◆ OBJECTIVE: Locate the word "digital" in the data below, then copy every line that holds it.

◆ RECORDS FOR THE EXERCISE:
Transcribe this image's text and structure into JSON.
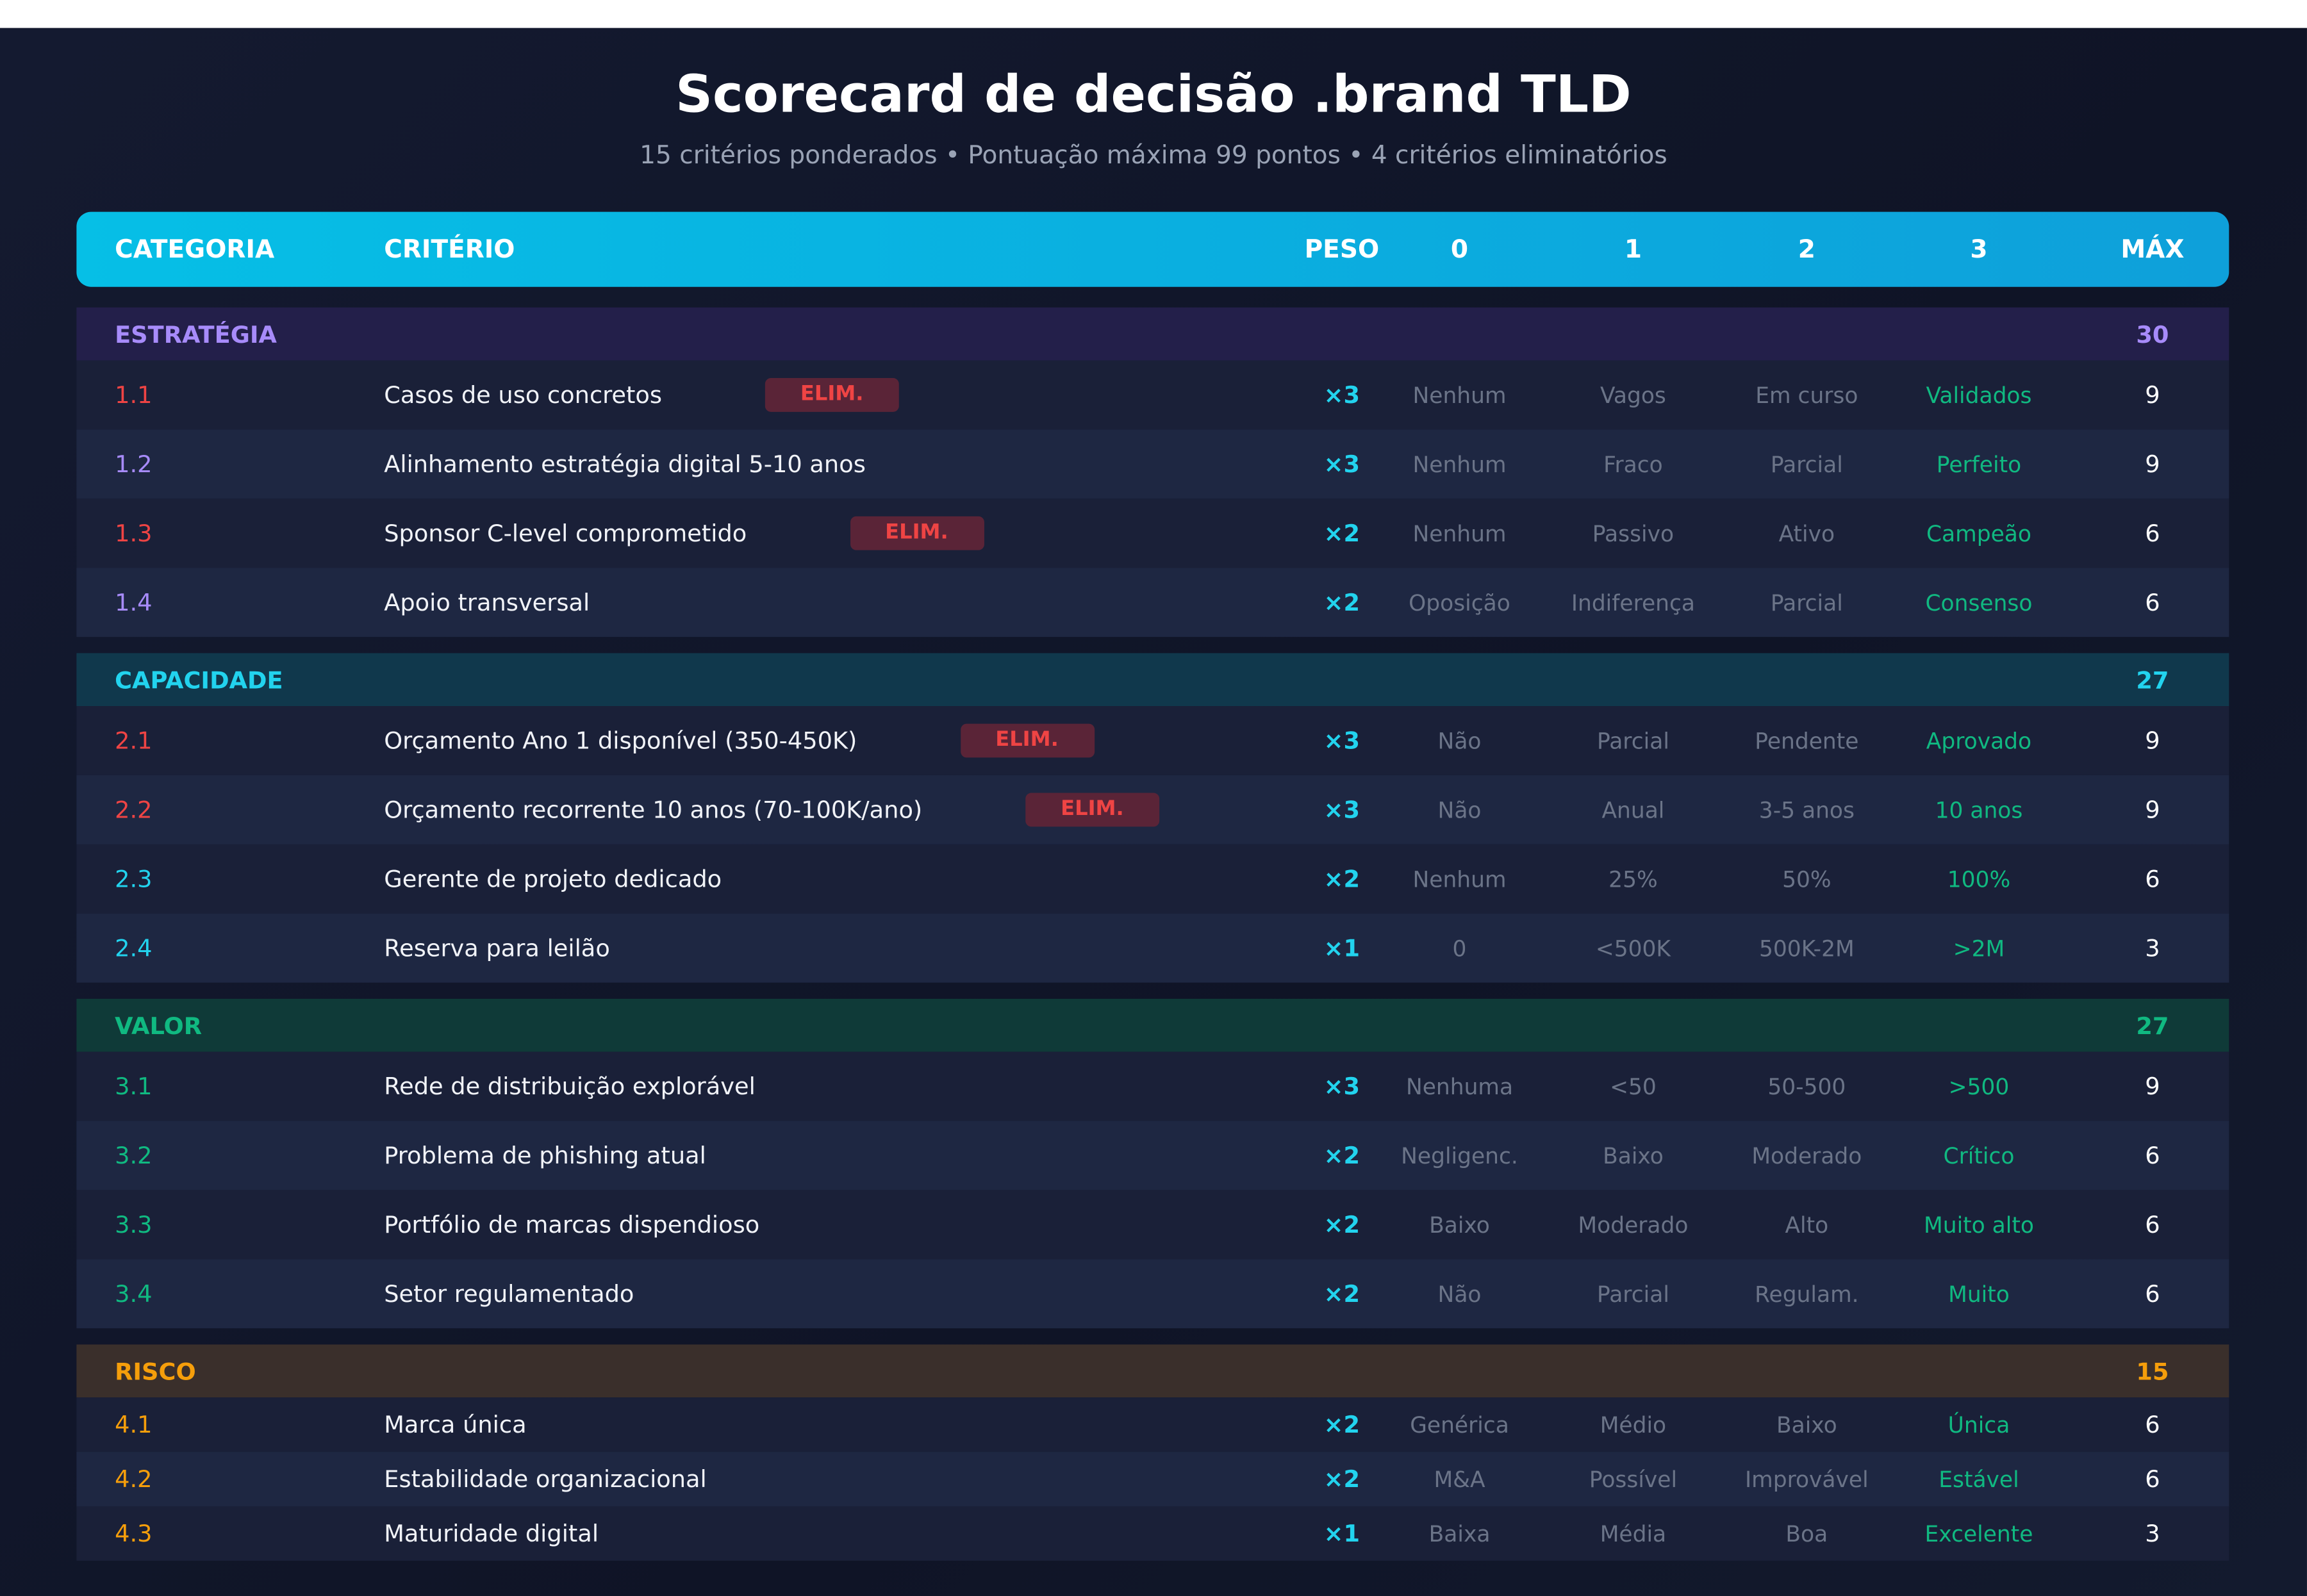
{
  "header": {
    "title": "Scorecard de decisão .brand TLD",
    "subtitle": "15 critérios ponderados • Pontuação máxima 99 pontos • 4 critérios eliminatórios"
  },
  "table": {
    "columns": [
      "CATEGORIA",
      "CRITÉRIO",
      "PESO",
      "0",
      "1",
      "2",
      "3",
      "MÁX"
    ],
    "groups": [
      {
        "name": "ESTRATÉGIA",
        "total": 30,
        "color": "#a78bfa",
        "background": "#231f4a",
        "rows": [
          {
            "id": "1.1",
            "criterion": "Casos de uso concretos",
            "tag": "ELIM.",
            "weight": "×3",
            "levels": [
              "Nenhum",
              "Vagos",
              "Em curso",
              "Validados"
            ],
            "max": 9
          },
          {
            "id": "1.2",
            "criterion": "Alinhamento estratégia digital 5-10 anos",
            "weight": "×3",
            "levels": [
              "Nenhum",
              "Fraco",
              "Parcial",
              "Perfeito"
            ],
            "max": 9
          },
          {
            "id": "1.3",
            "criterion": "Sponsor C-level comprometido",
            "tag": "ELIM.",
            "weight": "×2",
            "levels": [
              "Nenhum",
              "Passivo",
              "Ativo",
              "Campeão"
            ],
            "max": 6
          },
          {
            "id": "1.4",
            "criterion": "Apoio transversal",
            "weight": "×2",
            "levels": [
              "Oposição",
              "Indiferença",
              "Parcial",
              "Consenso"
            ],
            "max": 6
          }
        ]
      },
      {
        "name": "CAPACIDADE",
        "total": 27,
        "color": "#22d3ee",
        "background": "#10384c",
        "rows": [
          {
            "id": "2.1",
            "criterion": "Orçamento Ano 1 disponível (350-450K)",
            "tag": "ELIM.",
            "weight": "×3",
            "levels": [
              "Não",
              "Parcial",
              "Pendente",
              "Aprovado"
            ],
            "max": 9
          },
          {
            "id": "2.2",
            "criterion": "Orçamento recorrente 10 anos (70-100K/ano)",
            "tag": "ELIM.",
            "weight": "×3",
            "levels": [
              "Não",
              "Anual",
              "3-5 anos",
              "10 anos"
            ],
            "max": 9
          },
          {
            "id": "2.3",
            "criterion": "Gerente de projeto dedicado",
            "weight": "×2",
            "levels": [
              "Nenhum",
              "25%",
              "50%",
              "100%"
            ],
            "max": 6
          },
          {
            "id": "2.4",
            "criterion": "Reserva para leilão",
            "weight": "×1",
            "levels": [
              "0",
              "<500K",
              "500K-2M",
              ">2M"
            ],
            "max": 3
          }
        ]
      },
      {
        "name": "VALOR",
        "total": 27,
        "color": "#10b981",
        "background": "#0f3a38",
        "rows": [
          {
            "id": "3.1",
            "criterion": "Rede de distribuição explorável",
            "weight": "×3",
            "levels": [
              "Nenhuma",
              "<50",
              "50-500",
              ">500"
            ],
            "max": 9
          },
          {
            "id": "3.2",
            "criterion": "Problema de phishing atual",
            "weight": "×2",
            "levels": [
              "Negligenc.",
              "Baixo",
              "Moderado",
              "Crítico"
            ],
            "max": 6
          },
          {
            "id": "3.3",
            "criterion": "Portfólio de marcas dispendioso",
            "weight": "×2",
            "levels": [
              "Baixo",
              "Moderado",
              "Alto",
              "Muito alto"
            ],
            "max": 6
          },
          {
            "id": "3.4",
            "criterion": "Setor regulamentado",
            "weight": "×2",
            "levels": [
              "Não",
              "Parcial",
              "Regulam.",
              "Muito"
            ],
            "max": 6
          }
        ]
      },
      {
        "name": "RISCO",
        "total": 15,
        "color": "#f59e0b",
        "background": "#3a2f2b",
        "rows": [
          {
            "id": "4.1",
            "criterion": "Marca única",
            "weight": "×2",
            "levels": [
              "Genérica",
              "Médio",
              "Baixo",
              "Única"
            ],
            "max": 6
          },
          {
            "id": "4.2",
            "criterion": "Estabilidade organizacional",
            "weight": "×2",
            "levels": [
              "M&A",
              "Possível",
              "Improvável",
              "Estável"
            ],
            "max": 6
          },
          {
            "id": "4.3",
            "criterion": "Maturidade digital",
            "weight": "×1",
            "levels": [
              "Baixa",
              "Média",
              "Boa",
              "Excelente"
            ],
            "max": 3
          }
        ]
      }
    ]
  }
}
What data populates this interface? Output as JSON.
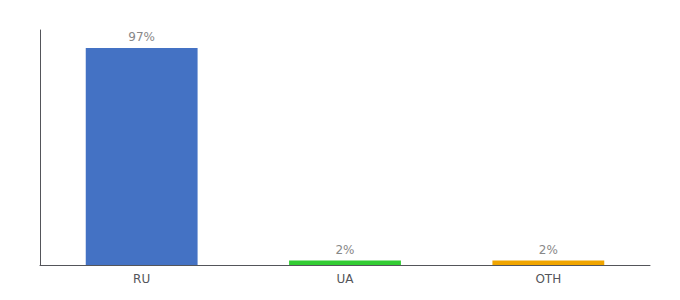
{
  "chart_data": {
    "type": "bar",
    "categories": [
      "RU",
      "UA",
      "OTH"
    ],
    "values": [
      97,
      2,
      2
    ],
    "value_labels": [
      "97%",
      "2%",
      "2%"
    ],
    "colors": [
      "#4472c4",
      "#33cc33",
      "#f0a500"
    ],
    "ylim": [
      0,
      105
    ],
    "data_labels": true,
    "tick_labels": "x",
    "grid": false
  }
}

◆ TASK OUTPUT:
            "criterion": "Alinhamento estratégia digital 5-10 anos",
            "criterion": "Maturidade digital",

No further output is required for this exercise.